■ ENTRIES PROVIDED ■
——
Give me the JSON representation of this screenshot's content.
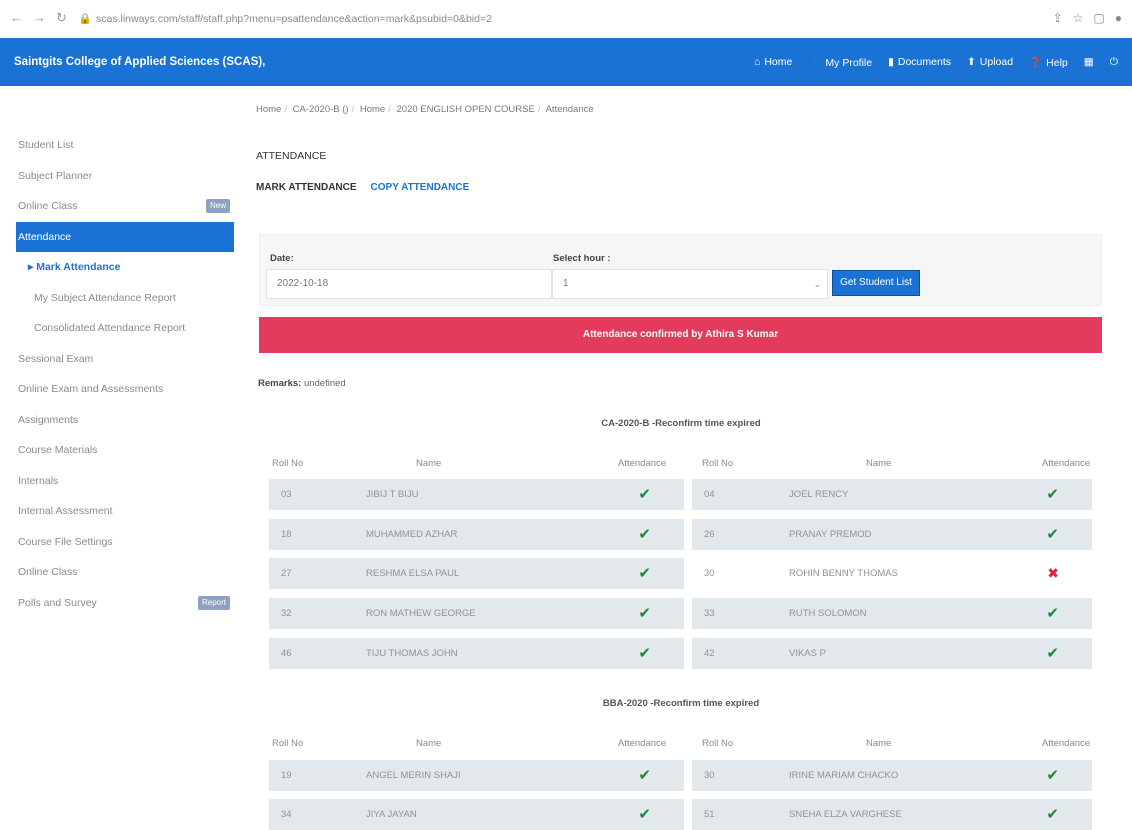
{
  "browser": {
    "url": "scas.linways.com/staff/staff.php?menu=psattendance&action=mark&psubid=0&bid=2"
  },
  "header": {
    "brand": "Saintgits College of Applied Sciences (SCAS),",
    "menu": [
      {
        "label": "Home",
        "icon": "home-icon"
      },
      {
        "label": "My Profile",
        "icon": "user-icon"
      },
      {
        "label": "Documents",
        "icon": "document-icon"
      },
      {
        "label": "Upload",
        "icon": "upload-icon"
      },
      {
        "label": "Help",
        "icon": "help-icon"
      }
    ]
  },
  "sidebar": {
    "items": [
      {
        "label": "Student List"
      },
      {
        "label": "Subject Planner"
      },
      {
        "label": "Online Class",
        "badge": "New"
      },
      {
        "label": "Attendance",
        "active": true
      },
      {
        "label": "Mark Attendance",
        "sub": true,
        "current": true
      },
      {
        "label": "My Subject Attendance Report",
        "sub": true
      },
      {
        "label": "Consolidated Attendance Report",
        "sub": true
      },
      {
        "label": "Sessional Exam"
      },
      {
        "label": "Online Exam and Assessments"
      },
      {
        "label": "Assignments"
      },
      {
        "label": "Course Materials"
      },
      {
        "label": "Internals"
      },
      {
        "label": "Internal Assessment"
      },
      {
        "label": "Course File Settings"
      },
      {
        "label": "Online Class"
      },
      {
        "label": "Polls and Survey",
        "badge": "Report"
      }
    ]
  },
  "breadcrumb": [
    "Home",
    "CA-2020-B ()",
    "Home",
    "2020 ENGLISH OPEN COURSE",
    "Attendance"
  ],
  "page_title": "ATTENDANCE",
  "tabs": {
    "mark": "MARK ATTENDANCE",
    "copy": "COPY ATTENDANCE"
  },
  "form": {
    "date_label": "Date:",
    "date_value": "2022-10-18",
    "hour_label": "Select hour :",
    "hour_value": "1",
    "button": "Get Student List"
  },
  "alert": "Attendance confirmed by Athira S Kumar",
  "remarks": {
    "label": "Remarks:",
    "value": "undefined"
  },
  "columns": {
    "roll": "Roll No",
    "name": "Name",
    "attendance": "Attendance"
  },
  "sections": [
    {
      "title": "CA-2020-B -Reconfirm time expired",
      "left": [
        {
          "roll": "03",
          "name": "JIBIJ T BIJU",
          "present": true
        },
        {
          "roll": "18",
          "name": "MUHAMMED AZHAR",
          "present": true
        },
        {
          "roll": "27",
          "name": "RESHMA ELSA PAUL",
          "present": true
        },
        {
          "roll": "32",
          "name": "RON MATHEW GEORGE",
          "present": true
        },
        {
          "roll": "46",
          "name": "TIJU THOMAS JOHN",
          "present": true
        }
      ],
      "right": [
        {
          "roll": "04",
          "name": "JOEL RENCY",
          "present": true
        },
        {
          "roll": "26",
          "name": "PRANAY PREMOD",
          "present": true
        },
        {
          "roll": "30",
          "name": "ROHIN BENNY THOMAS",
          "present": false
        },
        {
          "roll": "33",
          "name": "RUTH SOLOMON",
          "present": true
        },
        {
          "roll": "42",
          "name": "VIKAS P",
          "present": true
        }
      ]
    },
    {
      "title": "BBA-2020 -Reconfirm time expired",
      "left": [
        {
          "roll": "19",
          "name": "ANGEL MERIN SHAJI",
          "present": true
        },
        {
          "roll": "34",
          "name": "JIYA JAYAN",
          "present": true
        }
      ],
      "right": [
        {
          "roll": "30",
          "name": "IRINE MARIAM CHACKO",
          "present": true
        },
        {
          "roll": "51",
          "name": "SNEHA ELZA VARGHESE",
          "present": true
        }
      ]
    }
  ],
  "icons": {
    "present": "✔",
    "absent": "✖"
  },
  "colors": {
    "brand": "#1a73d4",
    "alert": "#e23b5c",
    "present": "#1a8a3a",
    "absent": "#e02040"
  }
}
——
■ WHAT THE EXERCISE ASKS ■
Extract the full listing exactly, with the pictures left out.

■ PROBLEM SOLUTION ■
Give me the JSON representation of this screenshot's content.
{
  "browser": {
    "url": "scas.linways.com/staff/staff.php?menu=psattendance&action=mark&psubid=0&bid=2"
  },
  "header": {
    "brand": "Saintgits College of Applied Sciences (SCAS),",
    "menu": [
      {
        "label": "Home",
        "icon": "home-icon"
      },
      {
        "label": "My Profile",
        "icon": "user-icon"
      },
      {
        "label": "Documents",
        "icon": "document-icon"
      },
      {
        "label": "Upload",
        "icon": "upload-icon"
      },
      {
        "label": "Help",
        "icon": "help-icon"
      }
    ]
  },
  "sidebar": {
    "items": [
      {
        "label": "Student List"
      },
      {
        "label": "Subject Planner"
      },
      {
        "label": "Online Class",
        "badge": "New"
      },
      {
        "label": "Attendance",
        "active": true
      },
      {
        "label": "Mark Attendance",
        "sub": true,
        "current": true
      },
      {
        "label": "My Subject Attendance Report",
        "sub": true
      },
      {
        "label": "Consolidated Attendance Report",
        "sub": true
      },
      {
        "label": "Sessional Exam"
      },
      {
        "label": "Online Exam and Assessments"
      },
      {
        "label": "Assignments"
      },
      {
        "label": "Course Materials"
      },
      {
        "label": "Internals"
      },
      {
        "label": "Internal Assessment"
      },
      {
        "label": "Course File Settings"
      },
      {
        "label": "Online Class"
      },
      {
        "label": "Polls and Survey",
        "badge": "Report"
      }
    ]
  },
  "breadcrumb": [
    "Home",
    "CA-2020-B ()",
    "Home",
    "2020 ENGLISH OPEN COURSE",
    "Attendance"
  ],
  "page_title": "ATTENDANCE",
  "tabs": {
    "mark": "MARK ATTENDANCE",
    "copy": "COPY ATTENDANCE"
  },
  "form": {
    "date_label": "Date:",
    "date_value": "2022-10-18",
    "hour_label": "Select hour :",
    "hour_value": "1",
    "button": "Get Student List"
  },
  "alert": "Attendance confirmed by Athira S Kumar",
  "remarks": {
    "label": "Remarks:",
    "value": "undefined"
  },
  "columns": {
    "roll": "Roll No",
    "name": "Name",
    "attendance": "Attendance"
  },
  "sections": [
    {
      "title": "CA-2020-B -Reconfirm time expired",
      "left": [
        {
          "roll": "03",
          "name": "JIBIJ T BIJU",
          "present": true
        },
        {
          "roll": "18",
          "name": "MUHAMMED AZHAR",
          "present": true
        },
        {
          "roll": "27",
          "name": "RESHMA ELSA PAUL",
          "present": true
        },
        {
          "roll": "32",
          "name": "RON MATHEW GEORGE",
          "present": true
        },
        {
          "roll": "46",
          "name": "TIJU THOMAS JOHN",
          "present": true
        }
      ],
      "right": [
        {
          "roll": "04",
          "name": "JOEL RENCY",
          "present": true
        },
        {
          "roll": "26",
          "name": "PRANAY PREMOD",
          "present": true
        },
        {
          "roll": "30",
          "name": "ROHIN BENNY THOMAS",
          "present": false
        },
        {
          "roll": "33",
          "name": "RUTH SOLOMON",
          "present": true
        },
        {
          "roll": "42",
          "name": "VIKAS P",
          "present": true
        }
      ]
    },
    {
      "title": "BBA-2020 -Reconfirm time expired",
      "left": [
        {
          "roll": "19",
          "name": "ANGEL MERIN SHAJI",
          "present": true
        },
        {
          "roll": "34",
          "name": "JIYA JAYAN",
          "present": true
        }
      ],
      "right": [
        {
          "roll": "30",
          "name": "IRINE MARIAM CHACKO",
          "present": true
        },
        {
          "roll": "51",
          "name": "SNEHA ELZA VARGHESE",
          "present": true
        }
      ]
    }
  ],
  "icons": {
    "present": "✔",
    "absent": "✖"
  },
  "colors": {
    "brand": "#1a73d4",
    "alert": "#e23b5c",
    "present": "#1a8a3a",
    "absent": "#e02040"
  }
}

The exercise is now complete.